Prompt: Skip the pictures and quote all of the lines exactly.

Data for processing:
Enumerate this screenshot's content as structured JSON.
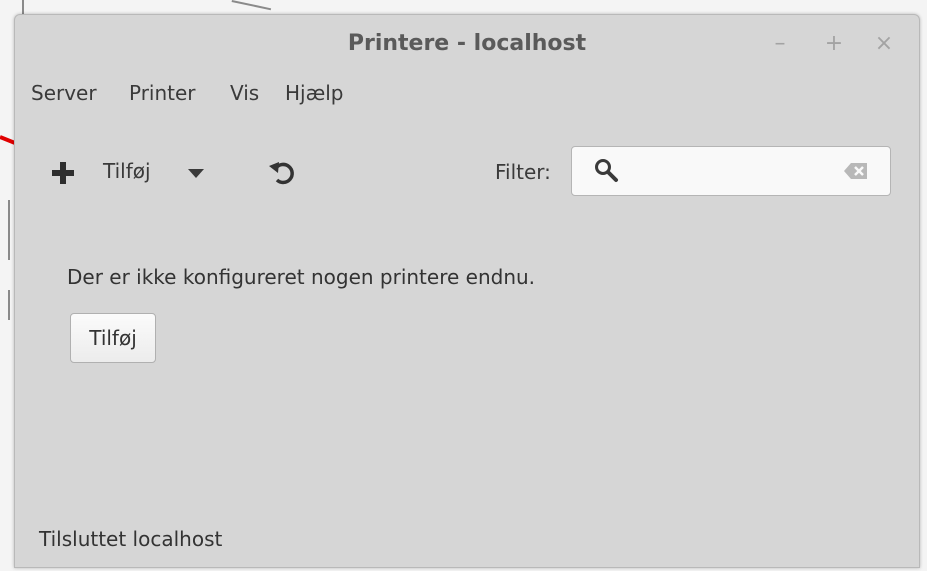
{
  "window": {
    "title": "Printere - localhost",
    "controls": {
      "minimize": "–",
      "maximize": "+",
      "close": "×"
    }
  },
  "menu": {
    "items": [
      {
        "label": "Server"
      },
      {
        "label": "Printer"
      },
      {
        "label": "Vis"
      },
      {
        "label": "Hjælp"
      }
    ]
  },
  "toolbar": {
    "add_label": "Tilføj",
    "add_icon": "plus-icon",
    "dropdown_icon": "caret-down-icon",
    "refresh_icon": "refresh-icon",
    "filter_label": "Filter:",
    "filter_value": "",
    "filter_search_icon": "search-icon",
    "filter_clear_icon": "clear-text-icon"
  },
  "content": {
    "empty_message": "Der er ikke konfigureret nogen printere endnu.",
    "add_button_label": "Tilføj"
  },
  "status": {
    "text": "Tilsluttet localhost"
  },
  "colors": {
    "window_bg": "#d6d6d6",
    "title_text": "#5a5a5a",
    "annotation_arrow": "#e00000"
  }
}
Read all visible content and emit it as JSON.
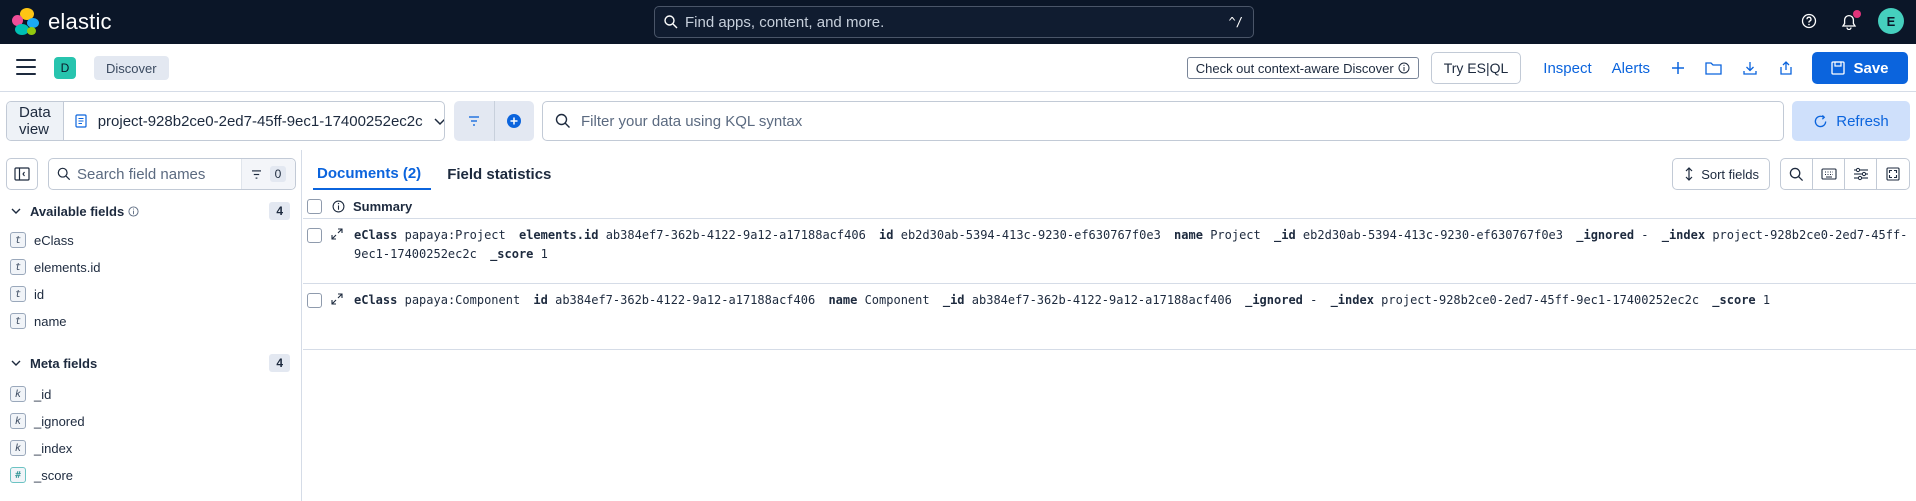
{
  "topbar": {
    "logo_text": "elastic",
    "search_placeholder": "Find apps, content, and more.",
    "search_shortcut": "^/",
    "avatar_initial": "E",
    "icons": [
      "help-icon",
      "notifications-icon"
    ]
  },
  "appbar": {
    "app_badge": "D",
    "breadcrumb": "Discover",
    "context_aware": "Check out context-aware Discover",
    "try_esql": "Try ES|QL",
    "inspect": "Inspect",
    "alerts": "Alerts",
    "save": "Save"
  },
  "querybar": {
    "data_view_label": "Data view",
    "data_view_value": "project-928b2ce0-2ed7-45ff-9ec1-17400252ec2c",
    "kql_placeholder": "Filter your data using KQL syntax",
    "refresh": "Refresh"
  },
  "sidebar": {
    "search_placeholder": "Search field names",
    "filter_count": "0",
    "available": {
      "title": "Available fields",
      "count": "4",
      "fields": [
        {
          "type": "t",
          "name": "eClass"
        },
        {
          "type": "t",
          "name": "elements.id"
        },
        {
          "type": "t",
          "name": "id"
        },
        {
          "type": "t",
          "name": "name"
        }
      ]
    },
    "meta": {
      "title": "Meta fields",
      "count": "4",
      "fields": [
        {
          "type": "k",
          "name": "_id"
        },
        {
          "type": "k",
          "name": "_ignored"
        },
        {
          "type": "k",
          "name": "_index"
        },
        {
          "type": "#",
          "name": "_score"
        }
      ]
    }
  },
  "main": {
    "tab_documents": "Documents (2)",
    "tab_field_stats": "Field statistics",
    "sort_fields": "Sort fields",
    "summary_header": "Summary",
    "rows": [
      [
        {
          "k": "eClass",
          "v": "papaya:Project"
        },
        {
          "k": "elements.id",
          "v": "ab384ef7-362b-4122-9a12-a17188acf406"
        },
        {
          "k": "id",
          "v": "eb2d30ab-5394-413c-9230-ef630767f0e3"
        },
        {
          "k": "name",
          "v": "Project"
        },
        {
          "k": "_id",
          "v": "eb2d30ab-5394-413c-9230-ef630767f0e3"
        },
        {
          "k": "_ignored",
          "v": " - "
        },
        {
          "k": "_index",
          "v": "project-928b2ce0-2ed7-45ff-9ec1-17400252ec2c"
        },
        {
          "k": "_score",
          "v": "1"
        }
      ],
      [
        {
          "k": "eClass",
          "v": "papaya:Component"
        },
        {
          "k": "id",
          "v": "ab384ef7-362b-4122-9a12-a17188acf406"
        },
        {
          "k": "name",
          "v": "Component"
        },
        {
          "k": "_id",
          "v": "ab384ef7-362b-4122-9a12-a17188acf406"
        },
        {
          "k": "_ignored",
          "v": " - "
        },
        {
          "k": "_index",
          "v": "project-928b2ce0-2ed7-45ff-9ec1-17400252ec2c"
        },
        {
          "k": "_score",
          "v": "1"
        }
      ]
    ]
  },
  "colors": {
    "topbar_bg": "#0b1628",
    "primary": "#0b64dd",
    "app_badge": "#27c4ae",
    "avatar": "#45cfbe"
  }
}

Answer to this task:
Enumerate this screenshot's content as structured JSON.
{
  "window": {
    "title": "Printere - localhost",
    "controls": {
      "minimize": "–",
      "maximize": "+",
      "close": "×"
    }
  },
  "menu": {
    "items": [
      {
        "label": "Server"
      },
      {
        "label": "Printer"
      },
      {
        "label": "Vis"
      },
      {
        "label": "Hjælp"
      }
    ]
  },
  "toolbar": {
    "add_label": "Tilføj",
    "add_icon": "plus-icon",
    "dropdown_icon": "caret-down-icon",
    "refresh_icon": "refresh-icon",
    "filter_label": "Filter:",
    "filter_value": "",
    "filter_search_icon": "search-icon",
    "filter_clear_icon": "clear-text-icon"
  },
  "content": {
    "empty_message": "Der er ikke konfigureret nogen printere endnu.",
    "add_button_label": "Tilføj"
  },
  "status": {
    "text": "Tilsluttet localhost"
  },
  "colors": {
    "window_bg": "#d6d6d6",
    "title_text": "#5a5a5a",
    "annotation_arrow": "#e00000"
  }
}
Read all visible content and emit it as JSON.
{
  "topbar": {
    "logo_text": "elastic",
    "search_placeholder": "Find apps, content, and more.",
    "search_shortcut": "^/",
    "avatar_initial": "E",
    "icons": [
      "help-icon",
      "notifications-icon"
    ]
  },
  "appbar": {
    "app_badge": "D",
    "breadcrumb": "Discover",
    "context_aware": "Check out context-aware Discover",
    "try_esql": "Try ES|QL",
    "inspect": "Inspect",
    "alerts": "Alerts",
    "save": "Save"
  },
  "querybar": {
    "data_view_label": "Data view",
    "data_view_value": "project-928b2ce0-2ed7-45ff-9ec1-17400252ec2c",
    "kql_placeholder": "Filter your data using KQL syntax",
    "refresh": "Refresh"
  },
  "sidebar": {
    "search_placeholder": "Search field names",
    "filter_count": "0",
    "available": {
      "title": "Available fields",
      "count": "4",
      "fields": [
        {
          "type": "t",
          "name": "eClass"
        },
        {
          "type": "t",
          "name": "elements.id"
        },
        {
          "type": "t",
          "name": "id"
        },
        {
          "type": "t",
          "name": "name"
        }
      ]
    },
    "meta": {
      "title": "Meta fields",
      "count": "4",
      "fields": [
        {
          "type": "k",
          "name": "_id"
        },
        {
          "type": "k",
          "name": "_ignored"
        },
        {
          "type": "k",
          "name": "_index"
        },
        {
          "type": "#",
          "name": "_score"
        }
      ]
    }
  },
  "main": {
    "tab_documents": "Documents (2)",
    "tab_field_stats": "Field statistics",
    "sort_fields": "Sort fields",
    "summary_header": "Summary",
    "rows": [
      [
        {
          "k": "eClass",
          "v": "papaya:Project"
        },
        {
          "k": "elements.id",
          "v": "ab384ef7-362b-4122-9a12-a17188acf406"
        },
        {
          "k": "id",
          "v": "eb2d30ab-5394-413c-9230-ef630767f0e3"
        },
        {
          "k": "name",
          "v": "Project"
        },
        {
          "k": "_id",
          "v": "eb2d30ab-5394-413c-9230-ef630767f0e3"
        },
        {
          "k": "_ignored",
          "v": " - "
        },
        {
          "k": "_index",
          "v": "project-928b2ce0-2ed7-45ff-9ec1-17400252ec2c"
        },
        {
          "k": "_score",
          "v": "1"
        }
      ],
      [
        {
          "k": "eClass",
          "v": "papaya:Component"
        },
        {
          "k": "id",
          "v": "ab384ef7-362b-4122-9a12-a17188acf406"
        },
        {
          "k": "name",
          "v": "Component"
        },
        {
          "k": "_id",
          "v": "ab384ef7-362b-4122-9a12-a17188acf406"
        },
        {
          "k": "_ignored",
          "v": " - "
        },
        {
          "k": "_index",
          "v": "project-928b2ce0-2ed7-45ff-9ec1-17400252ec2c"
        },
        {
          "k": "_score",
          "v": "1"
        }
      ]
    ]
  },
  "colors": {
    "topbar_bg": "#0b1628",
    "primary": "#0b64dd",
    "app_badge": "#27c4ae",
    "avatar": "#45cfbe"
  }
}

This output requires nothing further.